BRIEF | Scan the material below for the string "由勾股定理得", and copy every line where it shows up.

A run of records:
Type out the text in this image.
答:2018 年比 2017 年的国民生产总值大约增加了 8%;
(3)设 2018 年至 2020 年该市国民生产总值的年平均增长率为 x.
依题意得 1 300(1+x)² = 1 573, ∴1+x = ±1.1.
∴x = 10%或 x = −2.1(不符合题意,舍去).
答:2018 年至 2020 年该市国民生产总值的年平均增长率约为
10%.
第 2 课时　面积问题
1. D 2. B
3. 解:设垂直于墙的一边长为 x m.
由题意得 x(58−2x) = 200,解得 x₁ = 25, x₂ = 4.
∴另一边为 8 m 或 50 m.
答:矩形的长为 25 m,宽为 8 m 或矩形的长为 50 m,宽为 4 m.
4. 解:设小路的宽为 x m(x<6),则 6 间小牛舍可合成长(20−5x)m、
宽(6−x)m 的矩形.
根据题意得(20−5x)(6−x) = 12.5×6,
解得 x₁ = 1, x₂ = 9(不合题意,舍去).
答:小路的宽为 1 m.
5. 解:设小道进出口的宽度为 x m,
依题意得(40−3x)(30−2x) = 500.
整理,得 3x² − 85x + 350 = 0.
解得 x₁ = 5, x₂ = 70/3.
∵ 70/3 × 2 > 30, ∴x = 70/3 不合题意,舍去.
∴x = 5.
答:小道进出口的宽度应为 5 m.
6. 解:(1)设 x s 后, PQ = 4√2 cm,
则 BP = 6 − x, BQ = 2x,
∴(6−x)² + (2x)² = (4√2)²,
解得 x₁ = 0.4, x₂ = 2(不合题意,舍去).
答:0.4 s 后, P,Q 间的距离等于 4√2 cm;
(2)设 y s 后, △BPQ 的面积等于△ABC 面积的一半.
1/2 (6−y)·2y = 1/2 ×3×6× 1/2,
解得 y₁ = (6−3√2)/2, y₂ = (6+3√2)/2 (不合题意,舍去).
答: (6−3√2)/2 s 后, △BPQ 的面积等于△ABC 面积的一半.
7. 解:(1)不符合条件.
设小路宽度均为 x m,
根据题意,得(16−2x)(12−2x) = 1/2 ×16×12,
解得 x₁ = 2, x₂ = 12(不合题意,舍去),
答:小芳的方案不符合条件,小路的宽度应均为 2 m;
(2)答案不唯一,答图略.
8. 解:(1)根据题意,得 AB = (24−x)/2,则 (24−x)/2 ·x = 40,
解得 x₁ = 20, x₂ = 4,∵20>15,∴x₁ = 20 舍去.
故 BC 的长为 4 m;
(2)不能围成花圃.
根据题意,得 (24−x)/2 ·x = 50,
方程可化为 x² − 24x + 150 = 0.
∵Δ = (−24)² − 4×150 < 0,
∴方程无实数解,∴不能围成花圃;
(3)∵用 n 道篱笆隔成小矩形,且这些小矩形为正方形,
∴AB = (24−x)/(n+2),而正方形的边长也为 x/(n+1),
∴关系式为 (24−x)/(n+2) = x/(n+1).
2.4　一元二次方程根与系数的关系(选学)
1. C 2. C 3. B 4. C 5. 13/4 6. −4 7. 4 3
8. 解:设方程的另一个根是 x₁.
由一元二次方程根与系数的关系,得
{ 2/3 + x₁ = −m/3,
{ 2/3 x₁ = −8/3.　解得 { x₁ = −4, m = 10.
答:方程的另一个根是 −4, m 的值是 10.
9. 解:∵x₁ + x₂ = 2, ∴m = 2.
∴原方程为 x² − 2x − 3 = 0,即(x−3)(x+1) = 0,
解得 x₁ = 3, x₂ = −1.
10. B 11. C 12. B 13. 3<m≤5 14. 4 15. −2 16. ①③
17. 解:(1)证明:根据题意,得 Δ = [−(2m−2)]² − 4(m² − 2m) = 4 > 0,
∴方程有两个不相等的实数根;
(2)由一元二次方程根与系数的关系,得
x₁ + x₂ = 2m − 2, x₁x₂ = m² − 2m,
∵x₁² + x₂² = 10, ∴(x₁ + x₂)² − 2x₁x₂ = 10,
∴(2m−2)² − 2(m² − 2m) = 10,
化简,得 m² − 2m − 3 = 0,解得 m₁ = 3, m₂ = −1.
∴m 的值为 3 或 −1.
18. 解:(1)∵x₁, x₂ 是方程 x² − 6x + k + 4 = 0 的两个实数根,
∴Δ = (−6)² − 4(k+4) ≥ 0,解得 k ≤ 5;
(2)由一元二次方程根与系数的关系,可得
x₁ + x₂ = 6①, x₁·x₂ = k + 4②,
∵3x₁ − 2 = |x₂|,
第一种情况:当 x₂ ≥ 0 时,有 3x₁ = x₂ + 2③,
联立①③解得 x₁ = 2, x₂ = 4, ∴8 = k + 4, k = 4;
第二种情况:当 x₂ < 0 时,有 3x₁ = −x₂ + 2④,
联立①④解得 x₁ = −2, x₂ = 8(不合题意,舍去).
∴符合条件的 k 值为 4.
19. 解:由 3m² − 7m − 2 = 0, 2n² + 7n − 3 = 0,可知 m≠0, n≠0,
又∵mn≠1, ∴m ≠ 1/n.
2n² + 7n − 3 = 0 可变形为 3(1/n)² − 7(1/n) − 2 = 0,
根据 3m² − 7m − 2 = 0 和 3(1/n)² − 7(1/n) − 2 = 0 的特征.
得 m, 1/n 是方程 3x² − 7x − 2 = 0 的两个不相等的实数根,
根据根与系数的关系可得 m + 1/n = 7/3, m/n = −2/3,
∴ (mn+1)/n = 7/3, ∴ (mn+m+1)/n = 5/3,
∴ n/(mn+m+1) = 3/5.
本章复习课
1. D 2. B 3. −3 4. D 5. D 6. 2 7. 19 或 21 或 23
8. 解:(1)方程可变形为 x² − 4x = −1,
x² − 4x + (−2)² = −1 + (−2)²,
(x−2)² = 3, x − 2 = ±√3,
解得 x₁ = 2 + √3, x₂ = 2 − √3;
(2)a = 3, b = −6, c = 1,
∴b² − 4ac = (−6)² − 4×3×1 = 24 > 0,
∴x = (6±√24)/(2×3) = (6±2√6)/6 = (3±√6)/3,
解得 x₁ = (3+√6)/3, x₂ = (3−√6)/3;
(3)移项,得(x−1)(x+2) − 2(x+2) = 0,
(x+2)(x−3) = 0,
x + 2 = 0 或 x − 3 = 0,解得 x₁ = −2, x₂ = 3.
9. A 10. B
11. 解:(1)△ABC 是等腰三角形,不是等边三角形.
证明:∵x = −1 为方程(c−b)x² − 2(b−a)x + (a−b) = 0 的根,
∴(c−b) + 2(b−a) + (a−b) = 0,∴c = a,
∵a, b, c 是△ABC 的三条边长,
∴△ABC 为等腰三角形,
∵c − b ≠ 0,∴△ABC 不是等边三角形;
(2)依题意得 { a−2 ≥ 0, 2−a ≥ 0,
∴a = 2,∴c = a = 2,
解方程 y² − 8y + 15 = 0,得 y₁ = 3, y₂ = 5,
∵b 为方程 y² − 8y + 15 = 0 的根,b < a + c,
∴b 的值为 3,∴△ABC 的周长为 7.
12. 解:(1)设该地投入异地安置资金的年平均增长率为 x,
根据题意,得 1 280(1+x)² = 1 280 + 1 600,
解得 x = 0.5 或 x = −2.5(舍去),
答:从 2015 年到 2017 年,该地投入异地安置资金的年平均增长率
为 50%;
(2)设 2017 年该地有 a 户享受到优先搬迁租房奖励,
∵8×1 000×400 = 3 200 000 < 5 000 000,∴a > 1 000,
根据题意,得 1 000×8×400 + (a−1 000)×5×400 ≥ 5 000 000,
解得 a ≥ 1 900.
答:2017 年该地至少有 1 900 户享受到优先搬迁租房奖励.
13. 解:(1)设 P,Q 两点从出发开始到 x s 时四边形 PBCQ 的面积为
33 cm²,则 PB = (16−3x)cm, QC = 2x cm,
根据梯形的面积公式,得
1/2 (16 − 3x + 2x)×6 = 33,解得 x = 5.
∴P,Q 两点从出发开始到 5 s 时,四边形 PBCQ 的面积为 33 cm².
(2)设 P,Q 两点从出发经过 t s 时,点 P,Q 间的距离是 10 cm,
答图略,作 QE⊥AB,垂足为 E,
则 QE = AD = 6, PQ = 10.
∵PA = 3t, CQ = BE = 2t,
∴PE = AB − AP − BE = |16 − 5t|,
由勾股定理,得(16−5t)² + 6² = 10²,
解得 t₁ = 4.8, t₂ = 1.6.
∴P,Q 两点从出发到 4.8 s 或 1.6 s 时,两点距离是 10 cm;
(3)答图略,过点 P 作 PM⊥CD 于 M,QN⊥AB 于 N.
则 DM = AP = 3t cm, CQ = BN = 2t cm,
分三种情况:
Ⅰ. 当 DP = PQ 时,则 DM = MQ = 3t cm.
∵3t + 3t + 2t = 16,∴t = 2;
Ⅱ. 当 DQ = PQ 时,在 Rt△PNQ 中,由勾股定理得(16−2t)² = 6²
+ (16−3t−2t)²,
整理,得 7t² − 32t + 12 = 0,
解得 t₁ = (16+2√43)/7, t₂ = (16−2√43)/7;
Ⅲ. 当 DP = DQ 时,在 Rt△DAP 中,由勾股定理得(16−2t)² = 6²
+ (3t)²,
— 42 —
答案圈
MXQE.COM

THE RESULT |
Ⅱ. 当 DQ = PQ 时,在 Rt△PNQ 中,由勾股定理得(16−2t)² = 6²
Ⅲ. 当 DP = DQ 时,在 Rt△DAP 中,由勾股定理得(16−2t)² = 6²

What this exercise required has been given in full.